DESCRIPTION OF THE TASK – Output every line below exactly.

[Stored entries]
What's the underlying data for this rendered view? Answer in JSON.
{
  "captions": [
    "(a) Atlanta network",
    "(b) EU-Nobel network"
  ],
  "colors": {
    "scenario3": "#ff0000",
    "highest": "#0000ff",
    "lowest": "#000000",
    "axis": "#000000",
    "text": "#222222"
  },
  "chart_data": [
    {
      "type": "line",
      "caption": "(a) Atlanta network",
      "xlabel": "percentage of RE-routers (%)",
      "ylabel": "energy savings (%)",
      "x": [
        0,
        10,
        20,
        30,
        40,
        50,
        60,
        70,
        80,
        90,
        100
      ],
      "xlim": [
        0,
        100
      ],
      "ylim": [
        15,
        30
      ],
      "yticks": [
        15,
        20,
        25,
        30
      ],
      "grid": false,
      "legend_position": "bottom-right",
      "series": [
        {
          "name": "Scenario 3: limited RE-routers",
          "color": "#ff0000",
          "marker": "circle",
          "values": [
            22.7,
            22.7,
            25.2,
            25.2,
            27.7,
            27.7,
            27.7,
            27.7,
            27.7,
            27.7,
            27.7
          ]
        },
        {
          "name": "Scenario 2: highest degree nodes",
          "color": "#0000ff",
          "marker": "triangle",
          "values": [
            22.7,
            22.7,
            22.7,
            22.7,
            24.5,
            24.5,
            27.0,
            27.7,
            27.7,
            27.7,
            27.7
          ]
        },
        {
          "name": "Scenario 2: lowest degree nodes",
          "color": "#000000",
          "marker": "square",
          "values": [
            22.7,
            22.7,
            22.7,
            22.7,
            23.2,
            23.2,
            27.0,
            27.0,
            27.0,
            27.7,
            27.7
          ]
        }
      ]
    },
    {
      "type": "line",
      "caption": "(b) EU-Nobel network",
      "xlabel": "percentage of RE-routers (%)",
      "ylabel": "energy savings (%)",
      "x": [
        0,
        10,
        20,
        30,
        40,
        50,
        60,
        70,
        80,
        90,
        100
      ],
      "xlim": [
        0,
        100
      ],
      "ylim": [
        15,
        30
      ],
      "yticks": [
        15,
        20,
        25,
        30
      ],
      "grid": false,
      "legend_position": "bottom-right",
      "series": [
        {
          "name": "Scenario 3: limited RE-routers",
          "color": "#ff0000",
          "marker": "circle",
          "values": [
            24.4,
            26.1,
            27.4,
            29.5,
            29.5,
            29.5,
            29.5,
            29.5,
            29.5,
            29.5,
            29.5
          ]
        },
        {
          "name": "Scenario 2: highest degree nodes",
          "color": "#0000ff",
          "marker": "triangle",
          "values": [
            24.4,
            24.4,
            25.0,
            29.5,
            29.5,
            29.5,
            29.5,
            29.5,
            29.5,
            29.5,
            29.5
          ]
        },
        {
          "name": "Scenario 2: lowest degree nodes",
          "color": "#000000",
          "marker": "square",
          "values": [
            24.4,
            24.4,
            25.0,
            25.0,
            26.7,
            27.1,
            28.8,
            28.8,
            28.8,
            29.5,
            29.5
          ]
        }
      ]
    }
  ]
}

CORRECT RESPONSE –
What's the underlying data for this rendered view? Answer in JSON.
{
  "captions": [
    "(a) Atlanta network",
    "(b) EU-Nobel network"
  ],
  "colors": {
    "scenario3": "#ff0000",
    "highest": "#0000ff",
    "lowest": "#000000",
    "axis": "#000000",
    "text": "#222222"
  },
  "chart_data": [
    {
      "type": "line",
      "caption": "(a) Atlanta network",
      "xlabel": "percentage of RE-routers (%)",
      "ylabel": "energy savings (%)",
      "x": [
        0,
        10,
        20,
        30,
        40,
        50,
        60,
        70,
        80,
        90,
        100
      ],
      "xlim": [
        0,
        100
      ],
      "ylim": [
        15,
        30
      ],
      "yticks": [
        15,
        20,
        25,
        30
      ],
      "grid": false,
      "legend_position": "bottom-right",
      "series": [
        {
          "name": "Scenario 3: limited RE-routers",
          "color": "#ff0000",
          "marker": "circle",
          "values": [
            22.7,
            22.7,
            25.2,
            25.2,
            27.7,
            27.7,
            27.7,
            27.7,
            27.7,
            27.7,
            27.7
          ]
        },
        {
          "name": "Scenario 2: highest degree nodes",
          "color": "#0000ff",
          "marker": "triangle",
          "values": [
            22.7,
            22.7,
            22.7,
            22.7,
            24.5,
            24.5,
            27.0,
            27.7,
            27.7,
            27.7,
            27.7
          ]
        },
        {
          "name": "Scenario 2: lowest degree nodes",
          "color": "#000000",
          "marker": "square",
          "values": [
            22.7,
            22.7,
            22.7,
            22.7,
            23.2,
            23.2,
            27.0,
            27.0,
            27.0,
            27.7,
            27.7
          ]
        }
      ]
    },
    {
      "type": "line",
      "caption": "(b) EU-Nobel network",
      "xlabel": "percentage of RE-routers (%)",
      "ylabel": "energy savings (%)",
      "x": [
        0,
        10,
        20,
        30,
        40,
        50,
        60,
        70,
        80,
        90,
        100
      ],
      "xlim": [
        0,
        100
      ],
      "ylim": [
        15,
        30
      ],
      "yticks": [
        15,
        20,
        25,
        30
      ],
      "grid": false,
      "legend_position": "bottom-right",
      "series": [
        {
          "name": "Scenario 3: limited RE-routers",
          "color": "#ff0000",
          "marker": "circle",
          "values": [
            24.4,
            26.1,
            27.4,
            29.5,
            29.5,
            29.5,
            29.5,
            29.5,
            29.5,
            29.5,
            29.5
          ]
        },
        {
          "name": "Scenario 2: highest degree nodes",
          "color": "#0000ff",
          "marker": "triangle",
          "values": [
            24.4,
            24.4,
            25.0,
            29.5,
            29.5,
            29.5,
            29.5,
            29.5,
            29.5,
            29.5,
            29.5
          ]
        },
        {
          "name": "Scenario 2: lowest degree nodes",
          "color": "#000000",
          "marker": "square",
          "values": [
            24.4,
            24.4,
            25.0,
            25.0,
            26.7,
            27.1,
            28.8,
            28.8,
            28.8,
            29.5,
            29.5
          ]
        }
      ]
    }
  ]
}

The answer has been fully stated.